"""

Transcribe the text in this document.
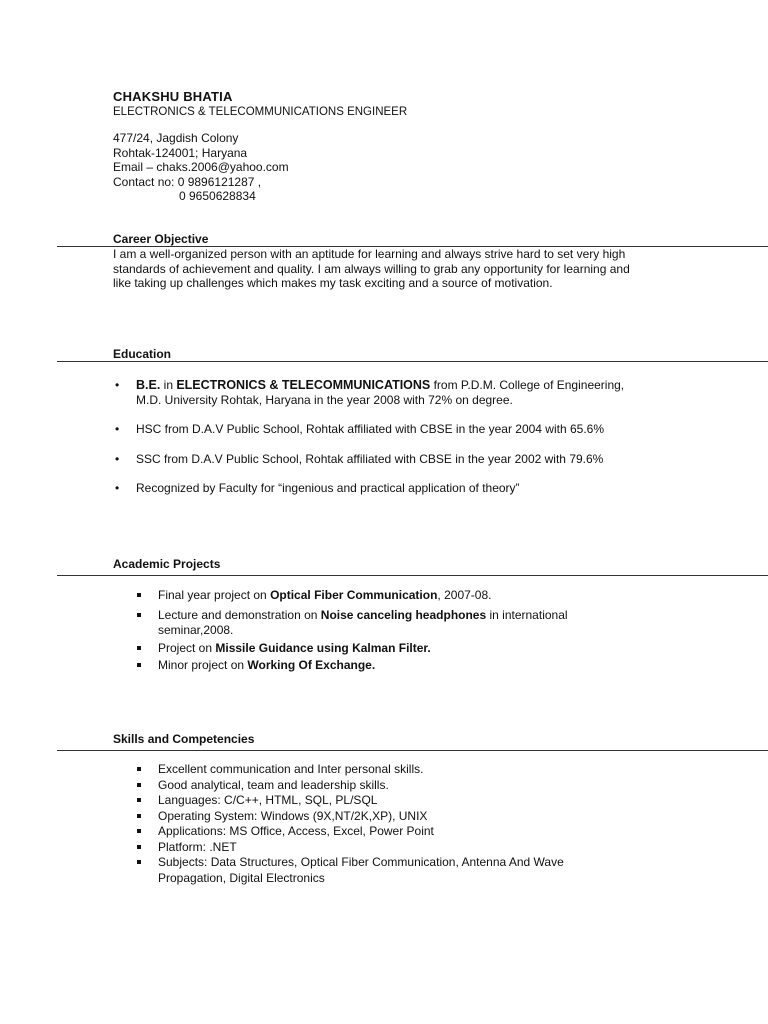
CHAKSHU BHATIA
ELECTRONICS & TELECOMMUNICATIONS ENGINEER
477/24, Jagdish Colony
Rohtak-124001; Haryana
Email – chaks.2006@yahoo.com
Contact no: 0 9896121287 ,
0 9650628834
Career Objective
I am a well-organized person with an aptitude for learning and always strive hard to set very high
standards of achievement and quality. I am always willing to grab any opportunity for learning and
like taking up challenges which makes my task exciting and a source of motivation.
Education
• B.E. in ELECTRONICS & TELECOMMUNICATIONS from P.D.M. College of Engineering,
M.D. University Rohtak, Haryana in the year 2008 with 72% on degree.
• HSC from D.A.V Public School, Rohtak affiliated with CBSE in the year 2004 with 65.6%
• SSC from D.A.V Public School, Rohtak affiliated with CBSE in the year 2002 with 79.6%
• Recognized by Faculty for “ingenious and practical application of theory”
Academic Projects
Final year project on Optical Fiber Communication, 2007-08.
Lecture and demonstration on Noise canceling headphones in international
seminar,2008.
Project on Missile Guidance using Kalman Filter.
Minor project on Working Of Exchange.
Skills and Competencies
Excellent communication and Inter personal skills.
Good analytical, team and leadership skills.
Languages: C/C++, HTML, SQL, PL/SQL
Operating System: Windows (9X,NT/2K,XP), UNIX
Applications: MS Office, Access, Excel, Power Point
Platform: .NET
Subjects: Data Structures, Optical Fiber Communication, Antenna And Wave
Propagation, Digital Electronics
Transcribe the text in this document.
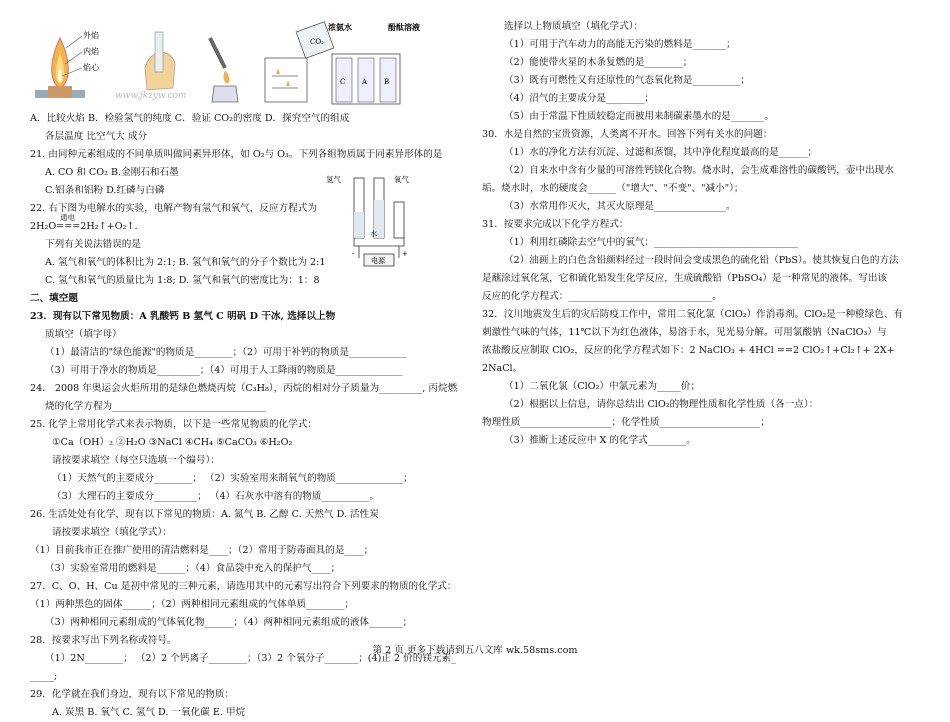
外焰
内焰
焰心
www.jkzyw.com
CO₂
浓氨水	酚酞溶液
C A B
A．比较火焰 B．检验氢气的纯度 C．验证 CO₂的密度 D．探究空气的组成
各层温度 比空气大 成分
21. 由同种元素组成的不同单质叫做同素异形体，如 O₂与 O₃。下列各组物质属于同素异形体的是
A. CO 和 CO₂ B.金刚石和石墨
C.铝条和铝粉 D.红磷与白磷
22. 右下图为电解水的实验，电解产物有氢气和氧气，反应方程式为
通电
2H₂O===2H₂↑+O₂↑.
下列有关说法错误的是
A. 氢气和氧气的体积比为 2:1; B. 氢气和氧气的分子个数比为 2:1
C. 氢气和氧气的质量比为 1:8; D. 氢气和氧气的密度比为：1：8
二、填空题
23．现有以下常见物质：A 乳酸钙 B 氢气 C 明矾 D 干冰, 选择以上物
质填空（填字母）
（1）最清洁的"绿色能源"的物质是________；（2）可用于补钙的物质是____________
（3）可用于净水的物质是_________；（4）可用于人工降雨的物质是______________
24． 2008 年奥运会火炬所用的是绿色燃烧丙烷（C₃H₈），丙烷的相对分子质量为_________, 丙烷燃
烧的化学方程为________________________________
25. 化学上常用化学式来表示物质，以下是一些常见物质的化学式：
①Ca（OH）₂ ②H₂O ③NaCl ④CH₄ ⑤CaCO₃ ⑥H₂O₂
请按要求填空（每空只选填一个编号）：
（1）天然气的主要成分________； （2）实验室用来制氧气的物质______________；
（3）大理石的主要成分_________； （4）石灰水中溶有的物质__________。
26. 生活处处有化学，现有以下常见的物质：A. 氮气 B. 乙醇 C. 天然气 D. 活性炭
请按要求填空（填化学式）：
（1）目前我市正在推广使用的清洁燃料是____；（2）常用于防毒面具的是____；
（3）实验室常用的燃料是______；（4）食品袋中充入的保护气____；
27．C、O、H、Cu 是初中常见的三种元素，请选用其中的元素写出符合下列要求的物质的化学式：
（1）两种黑色的固体______；（2）两种相同元素组成的气体单质________；
（3）两种相同元素组成的气体氧化物______；（4）两种相同元素组成的液体_______；
28．按要求写出下列名称或符号。
（1）2N________； （2）2 个钙离子________；（3）2 个氧分子_______；(4)正 2 价的镁元素_
_____;
29．化学就在我们身边，现有以下常见的物质：
A. 炭黑 B. 氧气 C. 氢气 D. 一氧化碳 E. 甲烷
氢气	氧气
水
-	+
电源
选择以上物质填空（填化学式）：
（1）可用于汽车动力的高能无污染的燃料是_______；
（2）能使带火星的木条复燃的是________；
（3）既有可燃性又有还原性的气态氧化物是__________；
（4）沼气的主要成分是________；
（5）由于常温下性质较稳定而被用来制碳素墨水的是_______。
30．水是自然的宝贵资源，人类离不开水。回答下列有关水的问题：
（1）水的净化方法有沉淀、过滤和蒸馏，其中净化程度最高的是______；
（2）自来水中含有少量的可溶性钙镁化合物。烧水时，会生成难溶性的碳酸钙，壶中出现水
垢。烧水时，水的硬度会______（"增大"、"不变"、"减小"）；
（3）水常用作灭火，其灭火原理是_______________。
31．按要求完成以下化学方程式：
（1）利用红磷除去空气中的氧气：______________________________
（2）油画上的白色含铅颜料经过一段时间会变成黑色的硫化铅（PbS）。使其恢复白色的方法
是蘸涂过氧化氢，它和硫化铅发生化学反应，生成硫酸铅（PbSO₄）是一种常见的液体。写出该
反应的化学方程式：______________________________。
32．汶川地震发生后的灾后防疫工作中，常用二氧化氯（ClO₂）作消毒剂。ClO₂是一种橙绿色、有
刺激性气味的气体，11℃以下为红色液体，易溶于水，见光易分解。可用氯酸钠（NaClO₃）与
浓盐酸反应制取 ClO₂，反应的化学方程式如下：2 NaClO₃ + 4HCl ==2 ClO₂↑+Cl₂↑+ 2X+
2NaCl。
（1）二氧化氯（ClO₂）中氯元素为_____价；
（2）根据以上信息，请你总结出 ClO₂的物理性质和化学性质（各一点）：
物理性质___________________；化学性质_____________________；
（3）推断上述反应中 X 的化学式________。
第 2 页 更多下载请到五八文库 wk.58sms.com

"""

* [What is being asked]
Reproduce every entry exactly, but omit each picture.

* [Exercise solution]
Transcribe the text in this document.
CHAKSHU BHATIA
ELECTRONICS & TELECOMMUNICATIONS ENGINEER
477/24, Jagdish Colony
Rohtak-124001; Haryana
Email – chaks.2006@yahoo.com
Contact no: 0 9896121287 ,
0 9650628834
Career Objective
I am a well-organized person with an aptitude for learning and always strive hard to set very high
standards of achievement and quality. I am always willing to grab any opportunity for learning and
like taking up challenges which makes my task exciting and a source of motivation.
Education
• B.E. in ELECTRONICS & TELECOMMUNICATIONS from P.D.M. College of Engineering,
M.D. University Rohtak, Haryana in the year 2008 with 72% on degree.
• HSC from D.A.V Public School, Rohtak affiliated with CBSE in the year 2004 with 65.6%
• SSC from D.A.V Public School, Rohtak affiliated with CBSE in the year 2002 with 79.6%
• Recognized by Faculty for “ingenious and practical application of theory”
Academic Projects
Final year project on Optical Fiber Communication, 2007-08.
Lecture and demonstration on Noise canceling headphones in international
seminar,2008.
Project on Missile Guidance using Kalman Filter.
Minor project on Working Of Exchange.
Skills and Competencies
Excellent communication and Inter personal skills.
Good analytical, team and leadership skills.
Languages: C/C++, HTML, SQL, PL/SQL
Operating System: Windows (9X,NT/2K,XP), UNIX
Applications: MS Office, Access, Excel, Power Point
Platform: .NET
Subjects: Data Structures, Optical Fiber Communication, Antenna And Wave
Propagation, Digital Electronics
Transcribe the text in this document.
外焰
内焰
焰心
www.jkzyw.com
CO₂
浓氨水	酚酞溶液
C A B
A．比较火焰 B．检验氢气的纯度 C．验证 CO₂的密度 D．探究空气的组成
各层温度 比空气大 成分
21. 由同种元素组成的不同单质叫做同素异形体，如 O₂与 O₃。下列各组物质属于同素异形体的是
A. CO 和 CO₂ B.金刚石和石墨
C.铝条和铝粉 D.红磷与白磷
22. 右下图为电解水的实验，电解产物有氢气和氧气，反应方程式为
通电
2H₂O===2H₂↑+O₂↑.
下列有关说法错误的是
A. 氢气和氧气的体积比为 2:1; B. 氢气和氧气的分子个数比为 2:1
C. 氢气和氧气的质量比为 1:8; D. 氢气和氧气的密度比为：1：8
二、填空题
23．现有以下常见物质：A 乳酸钙 B 氢气 C 明矾 D 干冰, 选择以上物
质填空（填字母）
（1）最清洁的"绿色能源"的物质是________；（2）可用于补钙的物质是____________
（3）可用于净水的物质是_________；（4）可用于人工降雨的物质是______________
24． 2008 年奥运会火炬所用的是绿色燃烧丙烷（C₃H₈），丙烷的相对分子质量为_________, 丙烷燃
烧的化学方程为________________________________
25. 化学上常用化学式来表示物质，以下是一些常见物质的化学式：
①Ca（OH）₂ ②H₂O ③NaCl ④CH₄ ⑤CaCO₃ ⑥H₂O₂
请按要求填空（每空只选填一个编号）：
（1）天然气的主要成分________； （2）实验室用来制氧气的物质______________；
（3）大理石的主要成分_________； （4）石灰水中溶有的物质__________。
26. 生活处处有化学，现有以下常见的物质：A. 氮气 B. 乙醇 C. 天然气 D. 活性炭
请按要求填空（填化学式）：
（1）目前我市正在推广使用的清洁燃料是____；（2）常用于防毒面具的是____；
（3）实验室常用的燃料是______；（4）食品袋中充入的保护气____；
27．C、O、H、Cu 是初中常见的三种元素，请选用其中的元素写出符合下列要求的物质的化学式：
（1）两种黑色的固体______；（2）两种相同元素组成的气体单质________；
（3）两种相同元素组成的气体氧化物______；（4）两种相同元素组成的液体_______；
28．按要求写出下列名称或符号。
（1）2N________； （2）2 个钙离子________；（3）2 个氧分子_______；(4)正 2 价的镁元素_
_____;
29．化学就在我们身边，现有以下常见的物质：
A. 炭黑 B. 氧气 C. 氢气 D. 一氧化碳 E. 甲烷
氢气	氧气
水
-	+
电源
选择以上物质填空（填化学式）：
（1）可用于汽车动力的高能无污染的燃料是_______；
（2）能使带火星的木条复燃的是________；
（3）既有可燃性又有还原性的气态氧化物是__________；
（4）沼气的主要成分是________；
（5）由于常温下性质较稳定而被用来制碳素墨水的是_______。
30．水是自然的宝贵资源，人类离不开水。回答下列有关水的问题：
（1）水的净化方法有沉淀、过滤和蒸馏，其中净化程度最高的是______；
（2）自来水中含有少量的可溶性钙镁化合物。烧水时，会生成难溶性的碳酸钙，壶中出现水
垢。烧水时，水的硬度会______（"增大"、"不变"、"减小"）；
（3）水常用作灭火，其灭火原理是_______________。
31．按要求完成以下化学方程式：
（1）利用红磷除去空气中的氧气：______________________________
（2）油画上的白色含铅颜料经过一段时间会变成黑色的硫化铅（PbS）。使其恢复白色的方法
是蘸涂过氧化氢，它和硫化铅发生化学反应，生成硫酸铅（PbSO₄）是一种常见的液体。写出该
反应的化学方程式：______________________________。
32．汶川地震发生后的灾后防疫工作中，常用二氧化氯（ClO₂）作消毒剂。ClO₂是一种橙绿色、有
刺激性气味的气体，11℃以下为红色液体，易溶于水，见光易分解。可用氯酸钠（NaClO₃）与
浓盐酸反应制取 ClO₂，反应的化学方程式如下：2 NaClO₃ + 4HCl ==2 ClO₂↑+Cl₂↑+ 2X+
2NaCl。
（1）二氧化氯（ClO₂）中氯元素为_____价；
（2）根据以上信息，请你总结出 ClO₂的物理性质和化学性质（各一点）：
物理性质___________________；化学性质_____________________；
（3）推断上述反应中 X 的化学式________。
第 2 页 更多下载请到五八文库 wk.58sms.com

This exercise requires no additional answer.